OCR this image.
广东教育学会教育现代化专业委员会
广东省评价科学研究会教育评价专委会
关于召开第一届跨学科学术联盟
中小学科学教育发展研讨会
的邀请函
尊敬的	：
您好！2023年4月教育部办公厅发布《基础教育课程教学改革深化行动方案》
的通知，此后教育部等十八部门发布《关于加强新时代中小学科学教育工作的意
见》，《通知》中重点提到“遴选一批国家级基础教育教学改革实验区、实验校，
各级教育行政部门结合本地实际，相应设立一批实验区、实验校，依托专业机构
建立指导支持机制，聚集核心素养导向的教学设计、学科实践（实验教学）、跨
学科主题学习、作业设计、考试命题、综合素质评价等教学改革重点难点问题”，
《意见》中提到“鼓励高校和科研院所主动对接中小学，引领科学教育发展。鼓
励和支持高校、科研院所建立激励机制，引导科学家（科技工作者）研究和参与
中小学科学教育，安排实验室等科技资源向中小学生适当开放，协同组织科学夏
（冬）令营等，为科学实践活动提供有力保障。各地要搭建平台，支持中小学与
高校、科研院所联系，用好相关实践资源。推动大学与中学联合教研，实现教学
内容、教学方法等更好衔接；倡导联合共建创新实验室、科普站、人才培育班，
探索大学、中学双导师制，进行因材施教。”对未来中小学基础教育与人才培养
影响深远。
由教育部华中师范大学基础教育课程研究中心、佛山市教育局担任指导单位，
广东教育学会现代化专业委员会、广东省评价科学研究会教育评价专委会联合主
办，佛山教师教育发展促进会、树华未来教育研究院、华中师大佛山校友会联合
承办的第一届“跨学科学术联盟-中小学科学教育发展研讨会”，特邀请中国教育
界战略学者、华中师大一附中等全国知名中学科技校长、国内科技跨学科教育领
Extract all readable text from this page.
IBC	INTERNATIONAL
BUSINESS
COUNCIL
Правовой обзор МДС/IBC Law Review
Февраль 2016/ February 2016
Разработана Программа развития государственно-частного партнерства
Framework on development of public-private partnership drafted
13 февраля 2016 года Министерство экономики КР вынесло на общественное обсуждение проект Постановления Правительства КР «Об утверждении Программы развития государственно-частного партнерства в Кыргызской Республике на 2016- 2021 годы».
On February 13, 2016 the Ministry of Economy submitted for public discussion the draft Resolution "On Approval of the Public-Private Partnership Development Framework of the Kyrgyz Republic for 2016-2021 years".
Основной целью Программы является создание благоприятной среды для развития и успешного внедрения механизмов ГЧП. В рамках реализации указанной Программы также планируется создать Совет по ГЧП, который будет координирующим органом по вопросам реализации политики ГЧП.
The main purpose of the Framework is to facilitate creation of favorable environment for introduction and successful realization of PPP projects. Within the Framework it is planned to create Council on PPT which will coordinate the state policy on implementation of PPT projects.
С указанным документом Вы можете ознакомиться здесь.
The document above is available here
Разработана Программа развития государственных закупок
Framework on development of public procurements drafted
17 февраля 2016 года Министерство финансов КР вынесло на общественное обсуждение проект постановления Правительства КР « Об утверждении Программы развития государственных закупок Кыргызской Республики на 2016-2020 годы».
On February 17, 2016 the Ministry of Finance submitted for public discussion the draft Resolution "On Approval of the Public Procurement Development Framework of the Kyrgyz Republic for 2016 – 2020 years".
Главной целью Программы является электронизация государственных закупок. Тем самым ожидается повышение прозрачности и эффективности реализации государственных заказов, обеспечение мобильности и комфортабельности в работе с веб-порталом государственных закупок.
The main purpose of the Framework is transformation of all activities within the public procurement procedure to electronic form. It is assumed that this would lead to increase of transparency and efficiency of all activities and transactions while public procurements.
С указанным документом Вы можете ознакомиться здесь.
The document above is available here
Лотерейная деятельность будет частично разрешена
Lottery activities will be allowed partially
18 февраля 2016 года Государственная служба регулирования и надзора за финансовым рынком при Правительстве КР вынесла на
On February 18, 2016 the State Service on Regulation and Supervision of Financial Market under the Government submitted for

◇ ◇ ◇ ◇ ◇ ◇ ◇

[AIM OF THE EXERCISE]
Copy each line of the listing that contains the string "Кыргызской".

[FINAL RESULT]
13 февраля 2016 года Министерство экономики КР вынесло на общественное обсуждение проект Постановления Правительства КР «Об утверждении Программы развития государственно-частного партнерства в Кыргызской Республике на 2016- 2021 годы».
17 февраля 2016 года Министерство финансов КР вынесло на общественное обсуждение проект постановления Правительства КР « Об утверждении Программы развития государственных закупок Кыргызской Республики на 2016-2020 годы».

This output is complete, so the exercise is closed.